INSTRUCTIONS FOR THE TASK – Work out how many lines in the data below contain "Cynomolgus", and state that count with nothing added.

START RECORD EXCERPTS

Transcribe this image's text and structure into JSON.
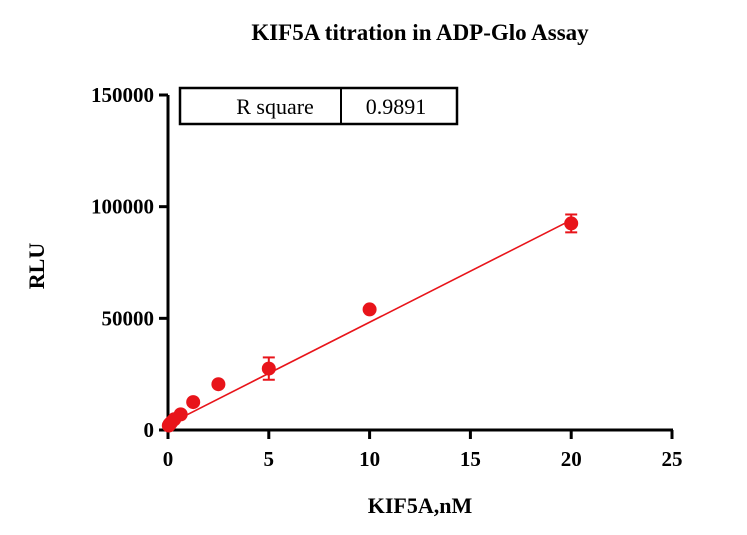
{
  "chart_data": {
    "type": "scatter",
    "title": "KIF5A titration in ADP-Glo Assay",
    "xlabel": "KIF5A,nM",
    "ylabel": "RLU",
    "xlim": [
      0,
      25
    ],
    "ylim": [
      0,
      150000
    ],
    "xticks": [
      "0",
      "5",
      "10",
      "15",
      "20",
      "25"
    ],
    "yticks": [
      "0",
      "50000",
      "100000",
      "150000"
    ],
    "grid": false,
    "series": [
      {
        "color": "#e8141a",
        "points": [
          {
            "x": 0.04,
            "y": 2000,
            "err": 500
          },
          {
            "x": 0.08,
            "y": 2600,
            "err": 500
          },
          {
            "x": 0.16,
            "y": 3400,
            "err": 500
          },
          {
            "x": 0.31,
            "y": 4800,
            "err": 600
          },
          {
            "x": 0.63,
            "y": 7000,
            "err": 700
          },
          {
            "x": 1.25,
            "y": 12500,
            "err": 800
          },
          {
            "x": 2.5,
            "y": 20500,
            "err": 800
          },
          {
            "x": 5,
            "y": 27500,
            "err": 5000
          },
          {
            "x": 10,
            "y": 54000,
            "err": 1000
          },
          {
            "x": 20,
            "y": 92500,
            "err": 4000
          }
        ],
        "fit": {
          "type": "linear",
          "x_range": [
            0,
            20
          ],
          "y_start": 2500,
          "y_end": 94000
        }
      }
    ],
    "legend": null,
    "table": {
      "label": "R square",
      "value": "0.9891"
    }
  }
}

END RECORD EXCERPTS
START RECORD EXCERPTS

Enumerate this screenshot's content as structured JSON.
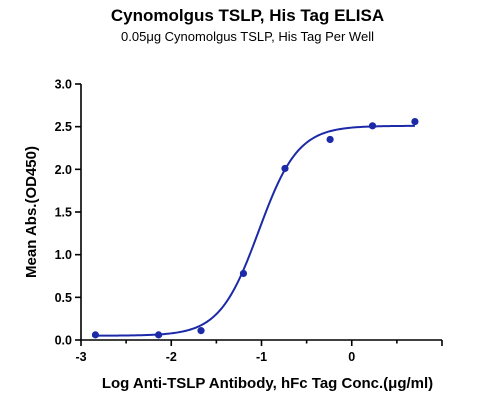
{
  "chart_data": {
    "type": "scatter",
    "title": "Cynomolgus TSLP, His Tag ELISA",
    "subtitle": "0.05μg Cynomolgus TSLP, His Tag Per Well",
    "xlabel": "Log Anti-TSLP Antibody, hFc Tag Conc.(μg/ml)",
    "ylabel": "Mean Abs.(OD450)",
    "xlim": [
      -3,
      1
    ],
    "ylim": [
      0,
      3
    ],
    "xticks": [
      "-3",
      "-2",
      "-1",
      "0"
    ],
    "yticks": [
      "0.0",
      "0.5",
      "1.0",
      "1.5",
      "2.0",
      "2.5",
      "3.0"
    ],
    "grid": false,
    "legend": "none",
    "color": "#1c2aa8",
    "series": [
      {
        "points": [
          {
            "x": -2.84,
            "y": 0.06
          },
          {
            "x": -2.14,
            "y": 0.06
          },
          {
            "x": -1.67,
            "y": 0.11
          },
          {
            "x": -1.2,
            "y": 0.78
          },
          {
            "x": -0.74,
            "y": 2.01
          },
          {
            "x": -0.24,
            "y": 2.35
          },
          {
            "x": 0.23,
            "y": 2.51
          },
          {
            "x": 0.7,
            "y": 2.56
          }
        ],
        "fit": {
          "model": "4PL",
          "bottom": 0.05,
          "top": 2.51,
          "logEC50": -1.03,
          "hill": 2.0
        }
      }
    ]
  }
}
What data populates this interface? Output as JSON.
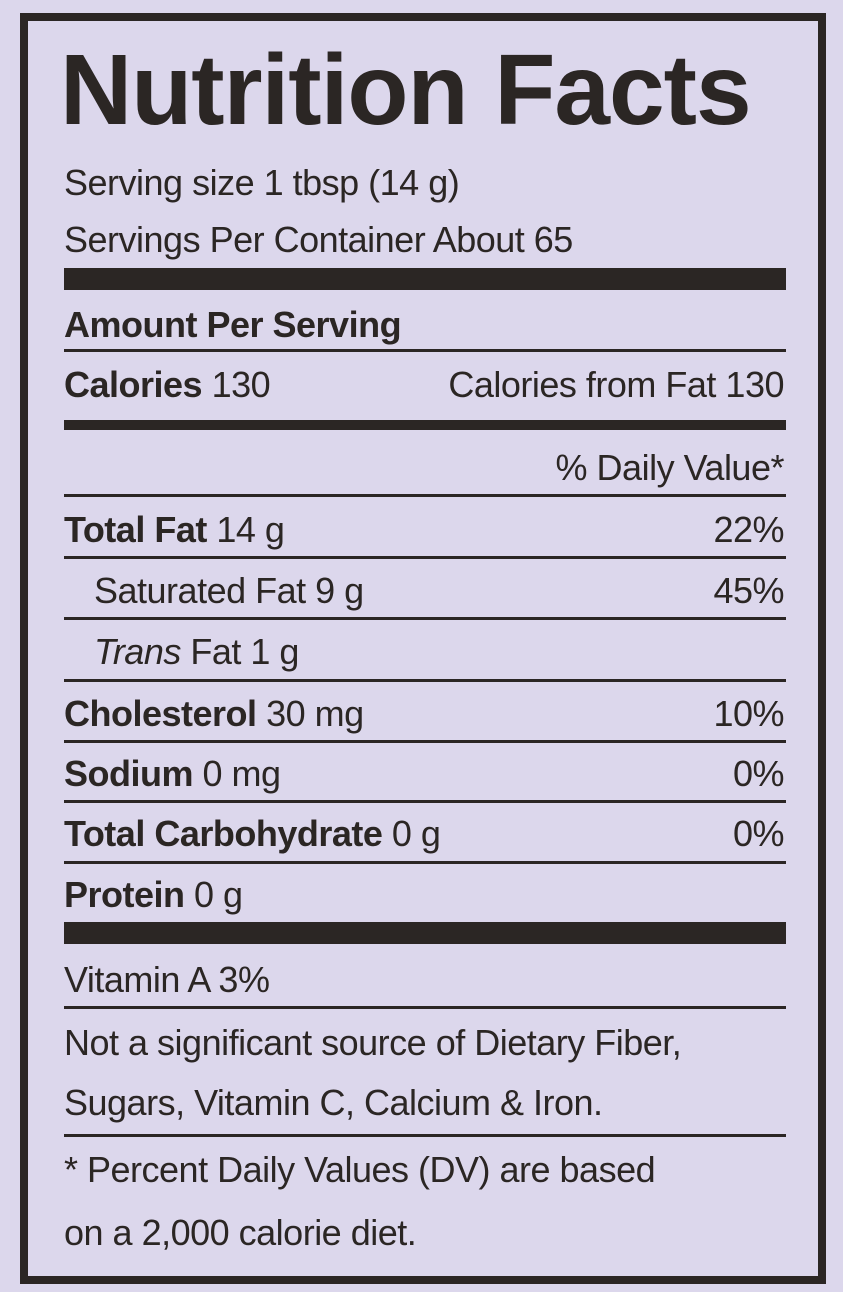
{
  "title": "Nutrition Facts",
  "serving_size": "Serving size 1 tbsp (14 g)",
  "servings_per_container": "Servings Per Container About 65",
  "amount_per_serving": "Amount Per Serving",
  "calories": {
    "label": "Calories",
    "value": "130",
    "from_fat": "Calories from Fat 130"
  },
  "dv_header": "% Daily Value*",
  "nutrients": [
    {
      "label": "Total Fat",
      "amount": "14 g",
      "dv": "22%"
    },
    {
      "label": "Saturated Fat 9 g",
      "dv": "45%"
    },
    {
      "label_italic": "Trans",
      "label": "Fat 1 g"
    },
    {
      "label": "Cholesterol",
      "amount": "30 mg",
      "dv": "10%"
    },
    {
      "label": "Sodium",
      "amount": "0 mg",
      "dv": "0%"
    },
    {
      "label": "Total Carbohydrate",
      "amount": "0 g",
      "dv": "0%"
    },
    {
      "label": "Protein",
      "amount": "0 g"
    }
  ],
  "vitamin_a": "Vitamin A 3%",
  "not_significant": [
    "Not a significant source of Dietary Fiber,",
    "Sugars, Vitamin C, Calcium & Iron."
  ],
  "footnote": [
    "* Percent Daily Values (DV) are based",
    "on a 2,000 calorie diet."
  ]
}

END RECORD EXCERPTS

ANSWER SPACE – 2